**REQUIREMENTS**
Each line that follows is to be retyped exactly.
::::::
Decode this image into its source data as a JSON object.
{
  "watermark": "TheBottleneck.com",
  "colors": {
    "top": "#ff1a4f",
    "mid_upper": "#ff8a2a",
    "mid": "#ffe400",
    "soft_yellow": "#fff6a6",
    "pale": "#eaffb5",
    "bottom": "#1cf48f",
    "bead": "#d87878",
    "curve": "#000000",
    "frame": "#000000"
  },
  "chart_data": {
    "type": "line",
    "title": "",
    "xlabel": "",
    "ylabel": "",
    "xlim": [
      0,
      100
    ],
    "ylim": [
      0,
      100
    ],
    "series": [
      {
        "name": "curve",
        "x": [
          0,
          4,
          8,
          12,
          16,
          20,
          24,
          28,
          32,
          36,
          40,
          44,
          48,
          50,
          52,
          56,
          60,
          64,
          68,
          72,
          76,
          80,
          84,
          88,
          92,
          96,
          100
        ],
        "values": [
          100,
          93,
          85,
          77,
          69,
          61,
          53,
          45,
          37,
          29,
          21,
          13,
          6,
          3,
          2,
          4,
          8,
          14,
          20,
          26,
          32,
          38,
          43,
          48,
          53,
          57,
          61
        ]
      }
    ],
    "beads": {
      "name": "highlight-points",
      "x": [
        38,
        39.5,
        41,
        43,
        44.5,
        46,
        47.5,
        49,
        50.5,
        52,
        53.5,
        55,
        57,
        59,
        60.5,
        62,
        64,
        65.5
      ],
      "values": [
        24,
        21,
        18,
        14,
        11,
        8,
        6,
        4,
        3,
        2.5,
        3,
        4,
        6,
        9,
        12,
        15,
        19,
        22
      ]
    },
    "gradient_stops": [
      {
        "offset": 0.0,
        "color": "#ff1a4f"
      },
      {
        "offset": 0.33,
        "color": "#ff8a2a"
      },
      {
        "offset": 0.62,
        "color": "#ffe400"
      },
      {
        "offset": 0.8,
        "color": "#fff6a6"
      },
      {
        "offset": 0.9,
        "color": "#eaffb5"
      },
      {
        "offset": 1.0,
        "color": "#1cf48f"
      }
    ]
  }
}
::::::
**SOLUTION TO THIS PROBLEM**
Decode this image into its source data as a JSON object.
{
  "watermark": "TheBottleneck.com",
  "colors": {
    "top": "#ff1a4f",
    "mid_upper": "#ff8a2a",
    "mid": "#ffe400",
    "soft_yellow": "#fff6a6",
    "pale": "#eaffb5",
    "bottom": "#1cf48f",
    "bead": "#d87878",
    "curve": "#000000",
    "frame": "#000000"
  },
  "chart_data": {
    "type": "line",
    "title": "",
    "xlabel": "",
    "ylabel": "",
    "xlim": [
      0,
      100
    ],
    "ylim": [
      0,
      100
    ],
    "series": [
      {
        "name": "curve",
        "x": [
          0,
          4,
          8,
          12,
          16,
          20,
          24,
          28,
          32,
          36,
          40,
          44,
          48,
          50,
          52,
          56,
          60,
          64,
          68,
          72,
          76,
          80,
          84,
          88,
          92,
          96,
          100
        ],
        "values": [
          100,
          93,
          85,
          77,
          69,
          61,
          53,
          45,
          37,
          29,
          21,
          13,
          6,
          3,
          2,
          4,
          8,
          14,
          20,
          26,
          32,
          38,
          43,
          48,
          53,
          57,
          61
        ]
      }
    ],
    "beads": {
      "name": "highlight-points",
      "x": [
        38,
        39.5,
        41,
        43,
        44.5,
        46,
        47.5,
        49,
        50.5,
        52,
        53.5,
        55,
        57,
        59,
        60.5,
        62,
        64,
        65.5
      ],
      "values": [
        24,
        21,
        18,
        14,
        11,
        8,
        6,
        4,
        3,
        2.5,
        3,
        4,
        6,
        9,
        12,
        15,
        19,
        22
      ]
    },
    "gradient_stops": [
      {
        "offset": 0.0,
        "color": "#ff1a4f"
      },
      {
        "offset": 0.33,
        "color": "#ff8a2a"
      },
      {
        "offset": 0.62,
        "color": "#ffe400"
      },
      {
        "offset": 0.8,
        "color": "#fff6a6"
      },
      {
        "offset": 0.9,
        "color": "#eaffb5"
      },
      {
        "offset": 1.0,
        "color": "#1cf48f"
      }
    ]
  }
}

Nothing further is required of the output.